§ **Exercise requirements**: Locate the word "высота" in the entries below, then gather every line that holds it.

# # # #

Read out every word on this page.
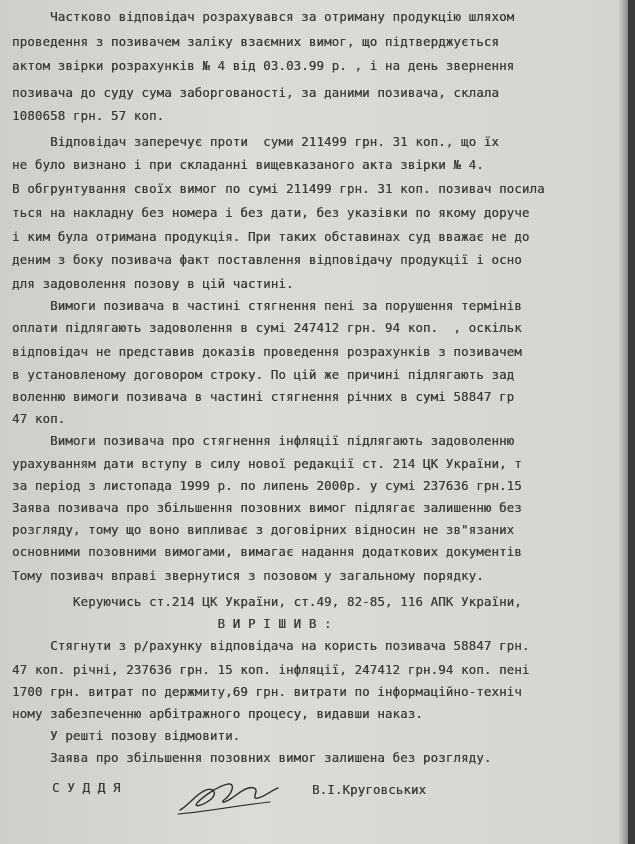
Частково відповідач розрахувався за отриману продукцію шляхом
проведення з позивачем заліку взаємних вимог, що підтверджується
актом звірки розрахунків № 4 від 03.03.99 р. , і на день звернення
позивача до суду сума заборгованості, за даними позивача, склала
1080658 грн. 57 коп.
Відповідач заперечує проти  суми 211499 грн. 31 коп., що їх
не було визнано і при складанні вищевказаного акта звірки № 4.
В обгрунтування своїх вимог по сумі 211499 грн. 31 коп. позивач посила
ться на накладну без номера і без дати, без указівки по якому доруче
і ким була отримана продукція. При таких обставинах суд вважає не до
деним з боку позивача факт поставлення відповідачу продукції і осно
для задоволення позову в цій частині.
Вимоги позивача в частині стягнення пені за порушення термінів
оплати підлягають задоволення в сумі 247412 грн. 94 коп.  , оскільк
відповідач не представив доказів проведення розрахунків з позивачем
в установленому договором строку. По цій же причині підлягають зад
воленню вимоги позивача в частині стягнення річних в сумі 58847 гр
47 коп.
Вимоги позивача про стягнення інфляції підлягають задоволенню
урахуванням дати вступу в силу нової редакції ст. 214 ЦК України, т
за період з листопада 1999 р. по липень 2000р. у сумі 237636 грн.15
Заява позивача про збільшення позовних вимог підлягає залишенню без
розгляду, тому що воно випливає з договірних відносин не зв"язаних
основними позовними вимогами, вимагає надання додаткових документів
Тому позивач вправі звернутися з позовом у загальному порядку.
Керуючись ст.214 ЦК України, ст.49, 82-85, 116 АПК України,
В И Р І Ш И В :
Стягнути з р/рахунку відповідача на користь позивача 58847 грн.
47 коп. річні, 237636 грн. 15 коп. інфляції, 247412 грн.94 коп. пені
1700 грн. витрат по держмиту,69 грн. витрати по інформаційно-техніч
ному забезпеченню арбітражного процесу, видавши наказ.
У решті позову відмовити.
Заява про збільшення позовних вимог залишена без розгляду.
С У Д Д Я	В.І.Круговських
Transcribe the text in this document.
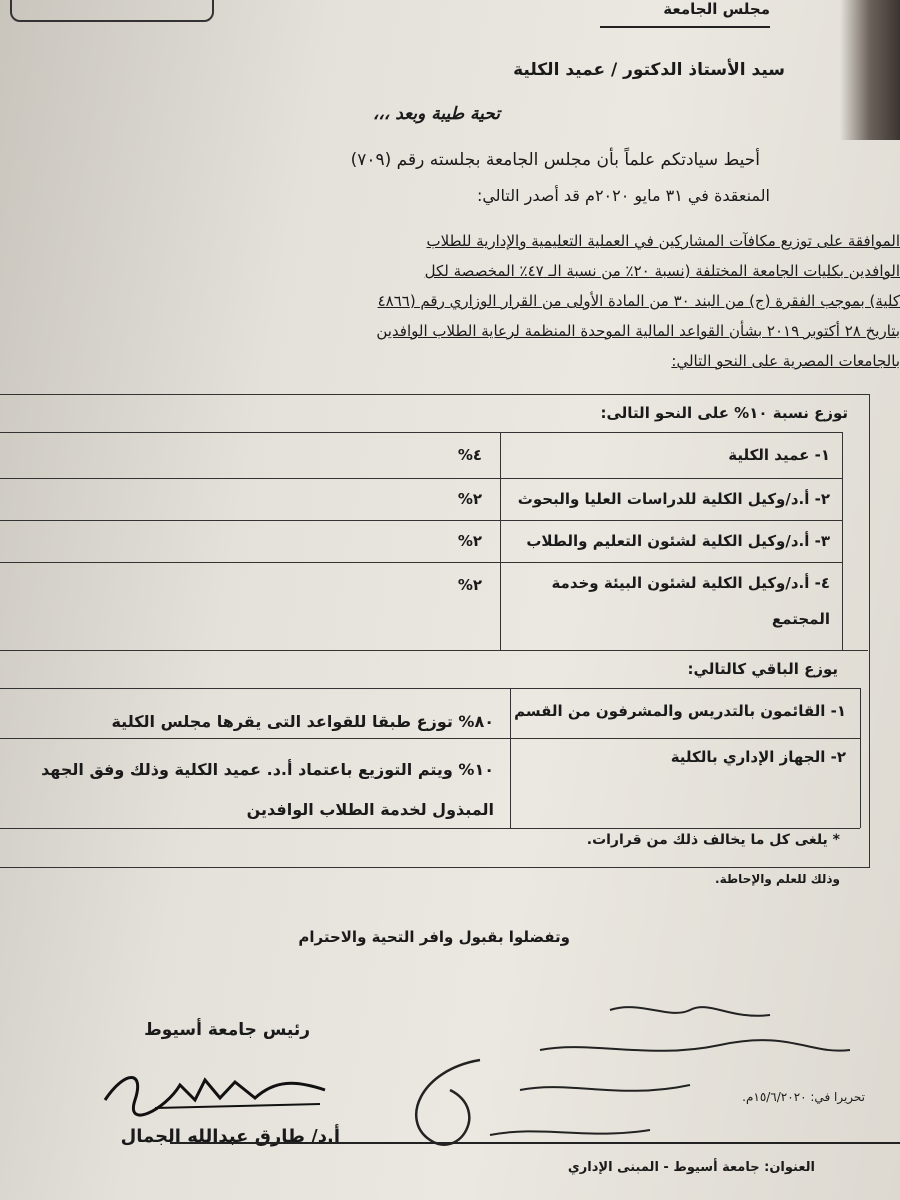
مجلس الجامعة
سيد الأستاذ الدكتور / عميد الكلية
تحية طيبة وبعد ،،،
أحيط سيادتكم علماً بأن مجلس الجامعة بجلسته رقم (٧٠٩)
المنعقدة في ٣١ مايو ٢٠٢٠م قد أصدر التالي:
الموافقة على توزيع مكافآت المشاركين في العملية التعليمية والإدارية للطلاب
الوافدين بكليات الجامعة المختلفة (نسبة ٢٠٪ من نسبة الـ ٤٧٪ المخصصة لكل
كلية) بموجب الفقرة (ج) من البند ٣٠ من المادة الأولى من القرار الوزاري رقم (٤٨٦٦
بتاريخ ٢٨ أكتوبر ٢٠١٩ بشأن القواعد المالية الموحدة المنظمة لرعاية الطلاب الوافدين
بالجامعات المصرية على النحو التالي:
توزع نسبة ١٠% على النحو التالى:
١- عميد الكلية
٤%
٢- أ.د/وكيل الكلية للدراسات العليا والبحوث
٢%
٣- أ.د/وكيل الكلية لشئون التعليم والطلاب
٢%
٤- أ.د/وكيل الكلية لشئون البيئة وخدمة
المجتمع
٢%
يوزع الباقي كالتالي:
١- القائمون بالتدريس والمشرفون من القسم
٨٠% توزع طبقا للقواعد التى يقرها مجلس الكلية
٢- الجهاز الإداري بالكلية
١٠% ويتم التوزيع باعتماد أ.د. عميد الكلية وذلك وفق الجهد
المبذول لخدمة الطلاب الوافدين
* يلغى كل ما يخالف ذلك من قرارات.
وذلك للعلم والإحاطة.
وتفضلوا بقبول وافر التحية والاحترام
رئيس جامعة أسيوط
أ.د/ طارق عبدالله الجمال
تحريرا في: ١٥/٦/٢٠٢٠م.
العنوان: جامعة أسيوط - المبنى الإداري
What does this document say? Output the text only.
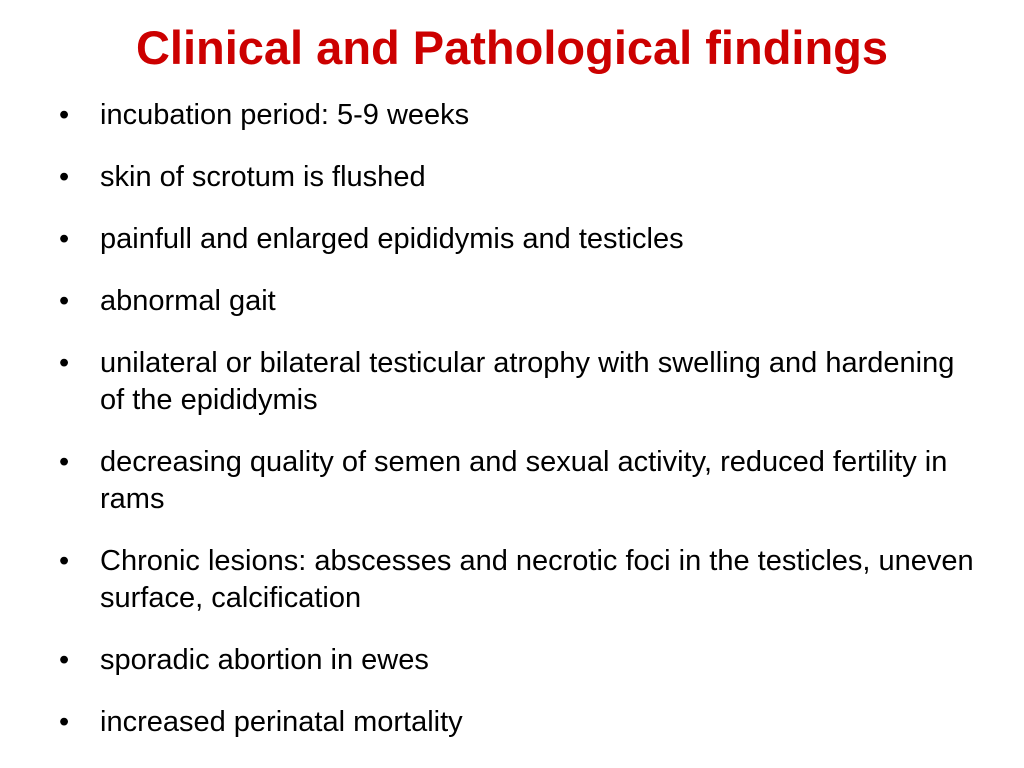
Clinical and Pathological findings
•	incubation period: 5-9 weeks
•	skin of scrotum is flushed
•	painfull and enlarged epididymis and testicles
•	abnormal gait
•	unilateral or bilateral testicular atrophy with swelling and hardening of the epididymis
•	decreasing quality of semen and sexual activity, reduced fertility in rams
•	Chronic lesions: abscesses and necrotic foci in the testicles, uneven surface, calcification
•	sporadic abortion in ewes
•	increased perinatal mortality
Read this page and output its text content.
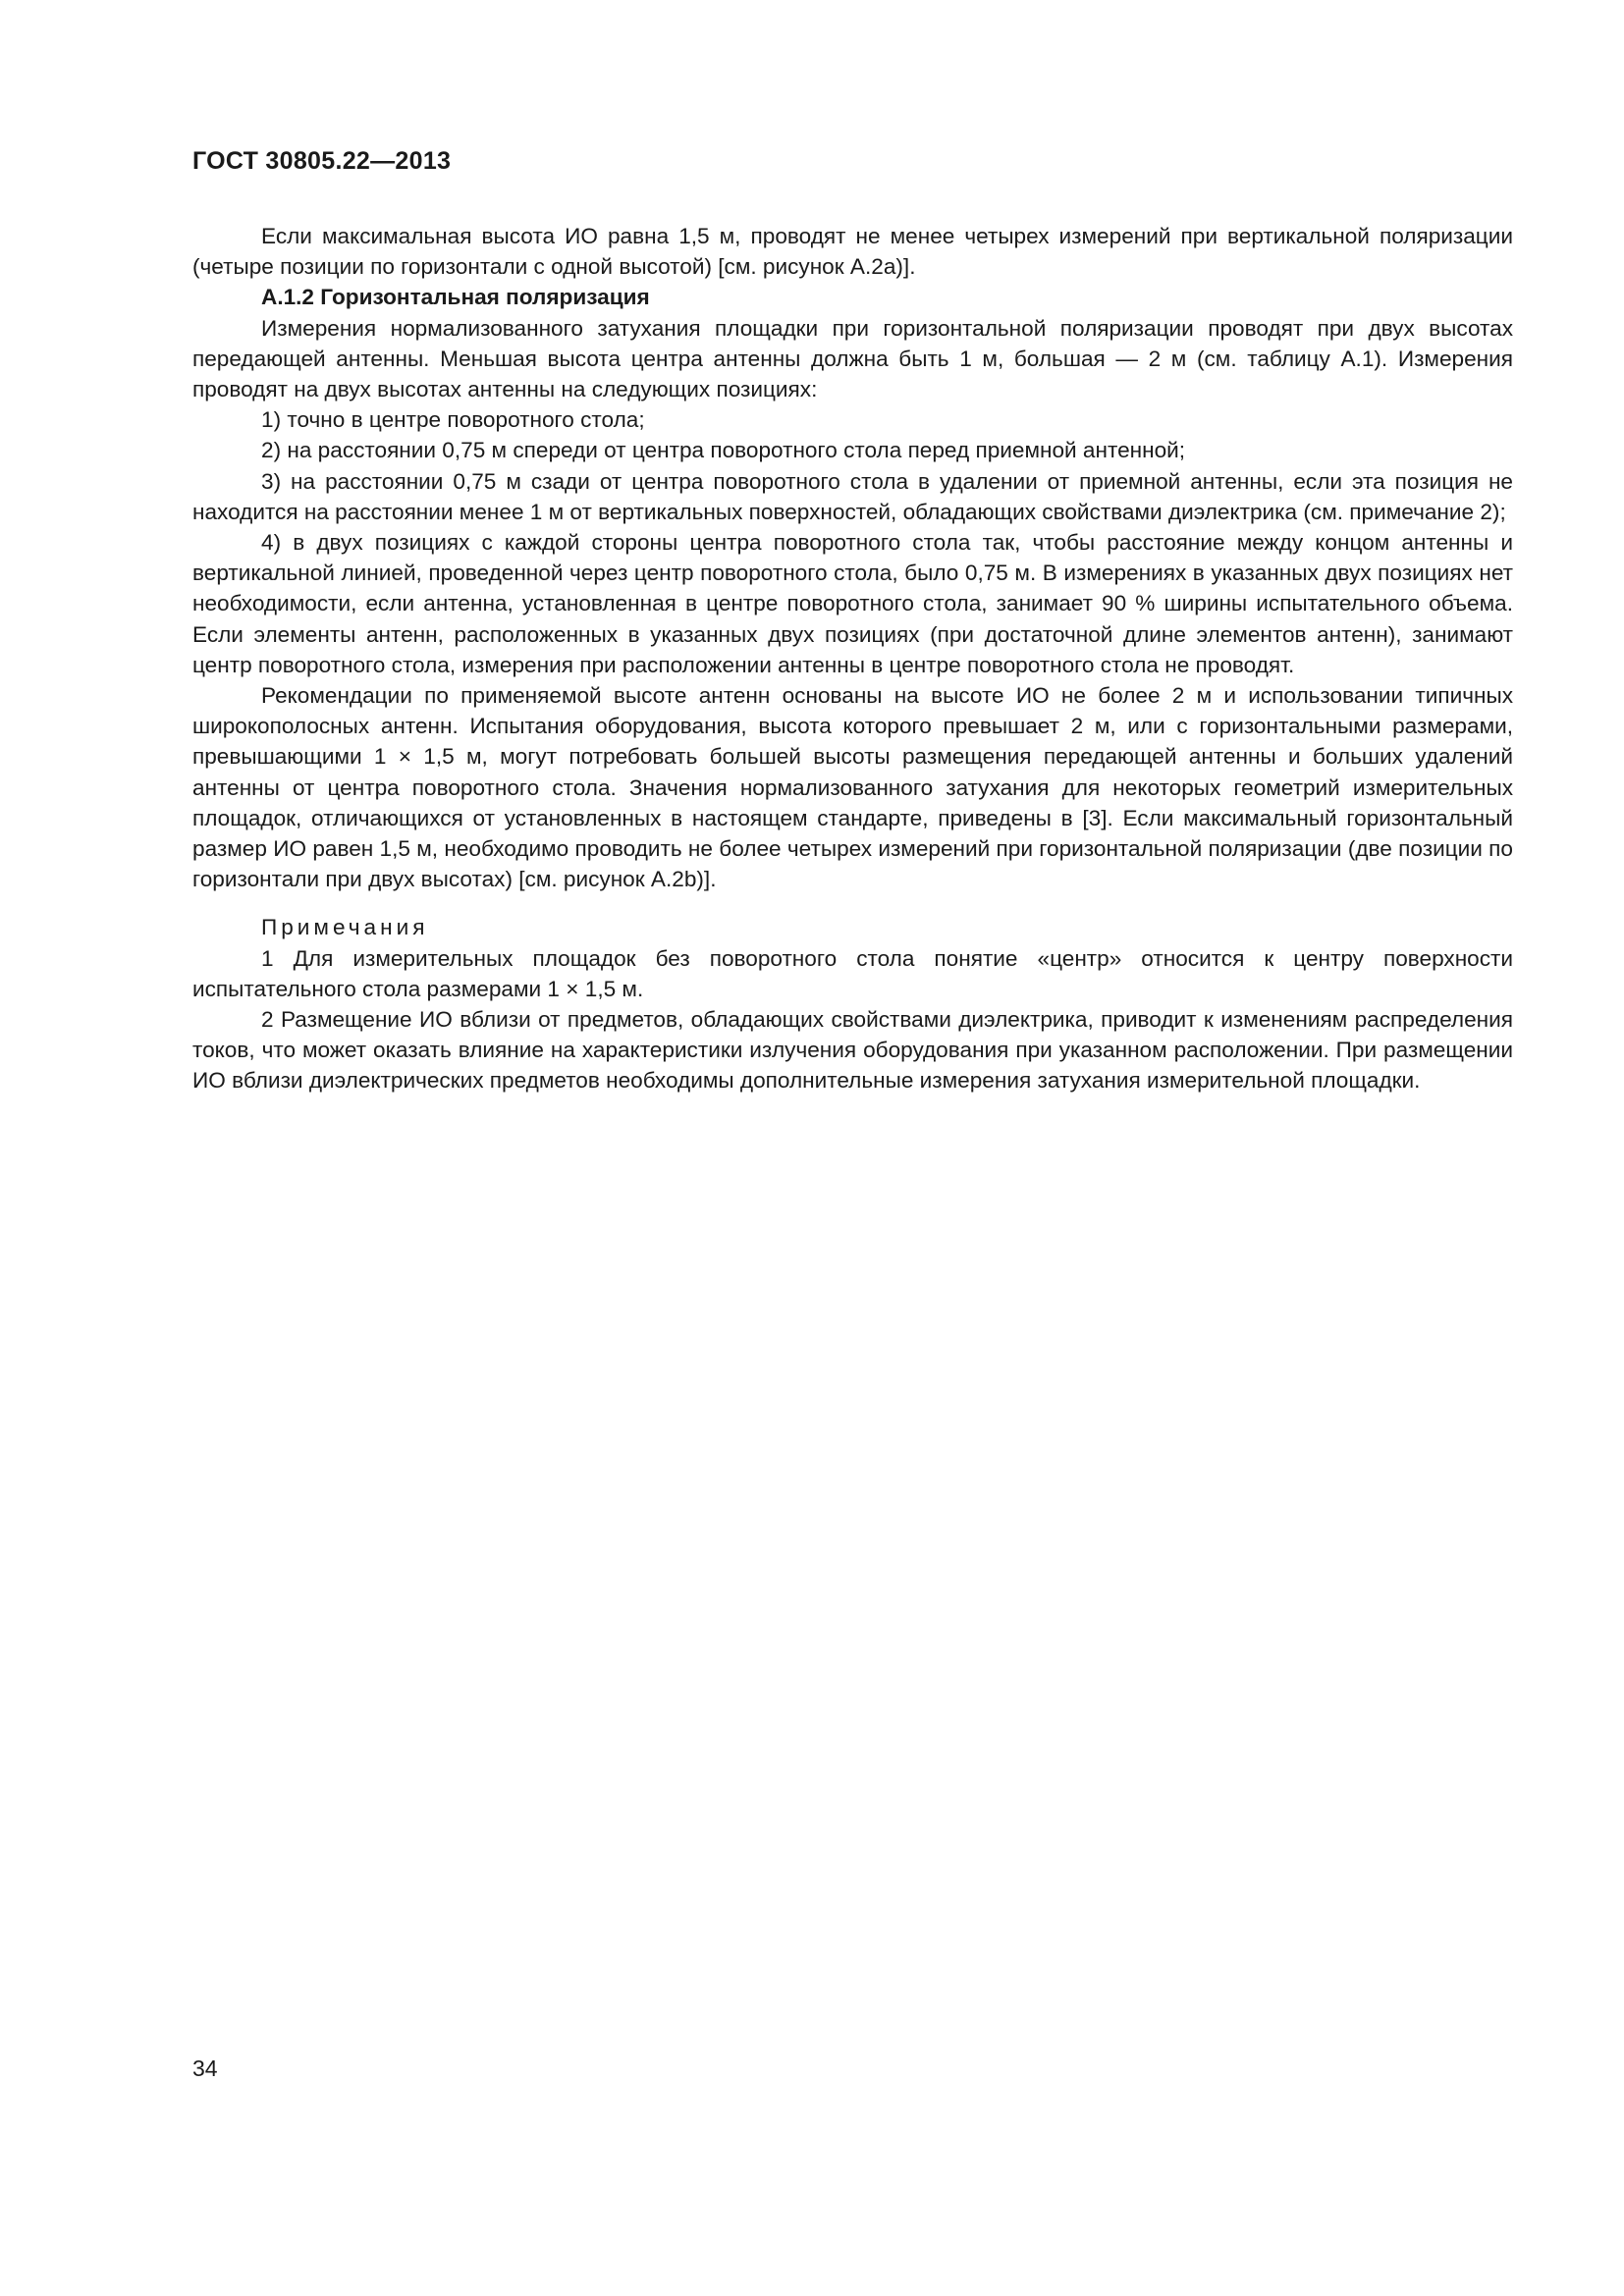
ГОСТ 30805.22—2013

Если максимальная высота ИО равна 1,5 м, проводят не менее четырех измерений при вертикальной поляризации (четыре позиции по горизонтали с одной высотой) [см. рисунок А.2а)].

А.1.2 Горизонтальная поляризация

Измерения нормализованного затухания площадки при горизонтальной поляризации проводят при двух высотах передающей антенны. Меньшая высота центра антенны должна быть 1 м, большая — 2 м (см. таблицу А.1). Измерения проводят на двух высотах антенны на следующих позициях:

1) точно в центре поворотного стола;

2) на расстоянии 0,75 м спереди от центра поворотного стола перед приемной антенной;

3) на расстоянии 0,75 м сзади от центра поворотного стола в удалении от приемной антенны, если эта позиция не находится на расстоянии менее 1 м от вертикальных поверхностей, обладающих свойствами диэлектрика (см. примечание 2);

4) в двух позициях с каждой стороны центра поворотного стола так, чтобы расстояние между концом антенны и вертикальной линией, проведенной через центр поворотного стола, было 0,75 м. В измерениях в указанных двух позициях нет необходимости, если антенна, установленная в центре поворотного стола, занимает 90 % ширины испытательного объема. Если элементы антенн, расположенных в указанных двух позициях (при достаточной длине элементов антенн), занимают центр поворотного стола, измерения при расположении антенны в центре поворотного стола не проводят.

Рекомендации по применяемой высоте антенн основаны на высоте ИО не более 2 м и использовании типичных широкополосных антенн. Испытания оборудования, высота которого превышает 2 м, или с горизонтальными размерами, превышающими 1 × 1,5 м, могут потребовать большей высоты размещения передающей антенны и больших удалений антенны от центра поворотного стола. Значения нормализованного затухания для некоторых геометрий измерительных площадок, отличающихся от установленных в настоящем стандарте, приведены в [3]. Если максимальный горизонтальный размер ИО равен 1,5 м, необходимо проводить не более четырех измерений при горизонтальной поляризации (две позиции по горизонтали при двух высотах) [см. рисунок А.2b)].

Примечания

1 Для измерительных площадок без поворотного стола понятие «центр» относится к центру поверхности испытательного стола размерами 1 × 1,5 м.

2 Размещение ИО вблизи от предметов, обладающих свойствами диэлектрика, приводит к изменениям распределения токов, что может оказать влияние на характеристики излучения оборудования при указанном расположении. При размещении ИО вблизи диэлектрических предметов необходимы дополнительные измерения затухания измерительной площадки.

34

# # # #

§ **Exercise output**:
Если максимальная высота ИО равна 1,5 м, проводят не менее четырех измерений при вертикальной поляризации (четыре позиции по горизонтали с одной высотой) [см. рисунок А.2а)].
Измерения нормализованного затухания площадки при горизонтальной поляризации проводят при двух высотах передающей антенны. Меньшая высота центра антенны должна быть 1 м, большая — 2 м (см. таблицу А.1). Измерения проводят на двух высотах антенны на следующих позициях:
Рекомендации по применяемой высоте антенн основаны на высоте ИО не более 2 м и использовании типичных широкополосных антенн. Испытания оборудования, высота которого превышает 2 м, или с горизонтальными размерами, превышающими 1 × 1,5 м, могут потребовать большей высоты размещения передающей антенны и больших удалений антенны от центра поворотного стола. Значения нормализованного затухания для некоторых геометрий измерительных площадок, отличающихся от установленных в настоящем стандарте, приведены в [3]. Если максимальный горизонтальный размер ИО равен 1,5 м, необходимо проводить не более четырех измерений при горизонтальной поляризации (две позиции по горизонтали при двух высотах) [см. рисунок А.2b)].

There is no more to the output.